--- GIVEN INFORMATION ---
********************

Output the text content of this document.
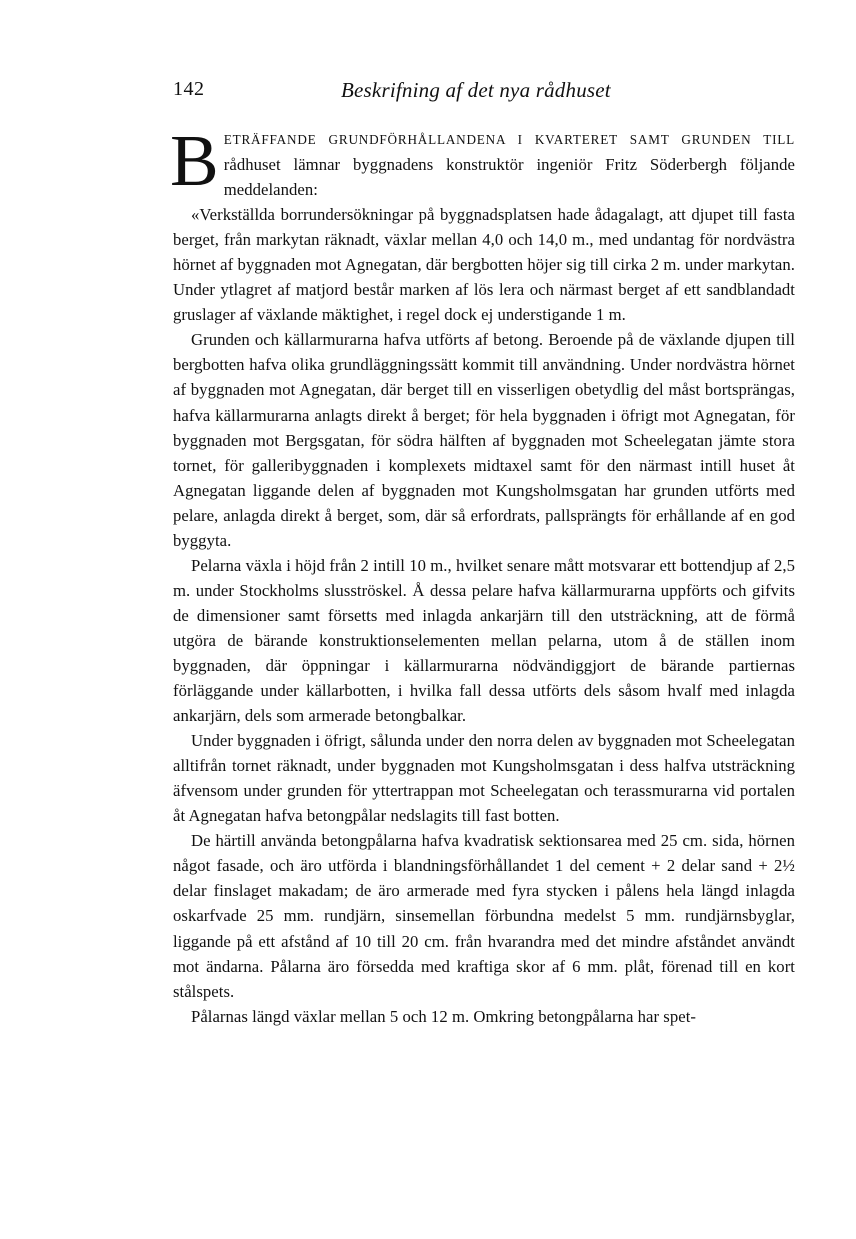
142	Beskrifning af det nya rådhuset

BETRÄFFANDE GRUNDFÖRHÅLLANDENA I KVARTERET SAMT GRUNDEN TILL rådhuset lämnar byggnadens konstruktör ingeniör Fritz Söderbergh följande meddelanden:

«Verkställda borrundersökningar på byggnadsplatsen hade ådagalagt, att djupet till fasta berget, från markytan räknadt, växlar mellan 4,0 och 14,0 m., med undantag för nordvästra hörnet af byggnaden mot Agnegatan, där bergbotten höjer sig till cirka 2 m. under markytan. Under ytlagret af matjord består marken af lös lera och närmast berget af ett sandblandadt gruslager af växlande mäktighet, i regel dock ej understigande 1 m.

Grunden och källarmurarna hafva utförts af betong. Beroende på de växlande djupen till bergbotten hafva olika grundläggningssätt kommit till användning. Under nordvästra hörnet af byggnaden mot Agnegatan, där berget till en visserligen obetydlig del måst bortsprängas, hafva källarmurarna anlagts direkt å berget; för hela byggnaden i öfrigt mot Agnegatan, för byggnaden mot Bergsgatan, för södra hälften af byggnaden mot Scheelegatan jämte stora tornet, för galleribyggnaden i komplexets midtaxel samt för den närmast intill huset åt Agnegatan liggande delen af byggnaden mot Kungsholmsgatan har grunden utförts med pelare, anlagda direkt å berget, som, där så erfordrats, pallsprängts för erhållande af en god byggyta.

Pelarna växla i höjd från 2 intill 10 m., hvilket senare mått motsvarar ett bottendjup af 2,5 m. under Stockholms slusströskel. Å dessa pelare hafva källarmurarna uppförts och gifvits de dimensioner samt försetts med inlagda ankarjärn till den utsträckning, att de förmå utgöra de bärande konstruktionselementen mellan pelarna, utom å de ställen inom byggnaden, där öppningar i källarmurarna nödvändiggjort de bärande partiernas förläggande under källarbotten, i hvilka fall dessa utförts dels såsom hvalf med inlagda ankarjärn, dels som armerade betongbalkar.

Under byggnaden i öfrigt, sålunda under den norra delen av byggnaden mot Scheelegatan alltifrån tornet räknadt, under byggnaden mot Kungsholmsgatan i dess halfva utsträckning äfvensom under grunden för yttertrappan mot Scheelegatan och terassmurarna vid portalen åt Agnegatan hafva betongpålar nedslagits till fast botten.

De härtill använda betongpålarna hafva kvadratisk sektionsarea med 25 cm. sida, hörnen något fasade, och äro utförda i blandningsförhållandet 1 del cement + 2 delar sand + 2½ delar finslaget makadam; de äro armerade med fyra stycken i pålens hela längd inlagda oskarfvade 25 mm. rundjärn, sinsemellan förbundna medelst 5 mm. rundjärnsbyglar, liggande på ett afstånd af 10 till 20 cm. från hvarandra med det mindre afståndet användt mot ändarna. Pålarna äro försedda med kraftiga skor af 6 mm. plåt, förenad till en kort stålspets.

Pålarnas längd växlar mellan 5 och 12 m. Omkring betongpålarna har spet-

********************

--- EXERCISE INSTRUCTIONS ---
Leave out the pictures and copy every record above exactly.

--- EXERCISE RESPONSE ---
Output the text content of this document.
142	Beskrifning af det nya rådhuset

BETRÄFFANDE GRUNDFÖRHÅLLANDENA I KVARTERET SAMT GRUNDEN TILL rådhuset lämnar byggnadens konstruktör ingeniör Fritz Söderbergh följande meddelanden:

«Verkställda borrundersökningar på byggnadsplatsen hade ådagalagt, att djupet till fasta berget, från markytan räknadt, växlar mellan 4,0 och 14,0 m., med undantag för nordvästra hörnet af byggnaden mot Agnegatan, där bergbotten höjer sig till cirka 2 m. under markytan. Under ytlagret af matjord består marken af lös lera och närmast berget af ett sandblandadt gruslager af växlande mäktighet, i regel dock ej understigande 1 m.

Grunden och källarmurarna hafva utförts af betong. Beroende på de växlande djupen till bergbotten hafva olika grundläggningssätt kommit till användning. Under nordvästra hörnet af byggnaden mot Agnegatan, där berget till en visserligen obetydlig del måst bortsprängas, hafva källarmurarna anlagts direkt å berget; för hela byggnaden i öfrigt mot Agnegatan, för byggnaden mot Bergsgatan, för södra hälften af byggnaden mot Scheelegatan jämte stora tornet, för galleribyggnaden i komplexets midtaxel samt för den närmast intill huset åt Agnegatan liggande delen af byggnaden mot Kungsholmsgatan har grunden utförts med pelare, anlagda direkt å berget, som, där så erfordrats, pallsprängts för erhållande af en god byggyta.

Pelarna växla i höjd från 2 intill 10 m., hvilket senare mått motsvarar ett bottendjup af 2,5 m. under Stockholms slusströskel. Å dessa pelare hafva källarmurarna uppförts och gifvits de dimensioner samt försetts med inlagda ankarjärn till den utsträckning, att de förmå utgöra de bärande konstruktionselementen mellan pelarna, utom å de ställen inom byggnaden, där öppningar i källarmurarna nödvändiggjort de bärande partiernas förläggande under källarbotten, i hvilka fall dessa utförts dels såsom hvalf med inlagda ankarjärn, dels som armerade betongbalkar.

Under byggnaden i öfrigt, sålunda under den norra delen av byggnaden mot Scheelegatan alltifrån tornet räknadt, under byggnaden mot Kungsholmsgatan i dess halfva utsträckning äfvensom under grunden för yttertrappan mot Scheelegatan och terassmurarna vid portalen åt Agnegatan hafva betongpålar nedslagits till fast botten.

De härtill använda betongpålarna hafva kvadratisk sektionsarea med 25 cm. sida, hörnen något fasade, och äro utförda i blandningsförhållandet 1 del cement + 2 delar sand + 2½ delar finslaget makadam; de äro armerade med fyra stycken i pålens hela längd inlagda oskarfvade 25 mm. rundjärn, sinsemellan förbundna medelst 5 mm. rundjärnsbyglar, liggande på ett afstånd af 10 till 20 cm. från hvarandra med det mindre afståndet användt mot ändarna. Pålarna äro försedda med kraftiga skor af 6 mm. plåt, förenad till en kort stålspets.

Pålarnas längd växlar mellan 5 och 12 m. Omkring betongpålarna har spet-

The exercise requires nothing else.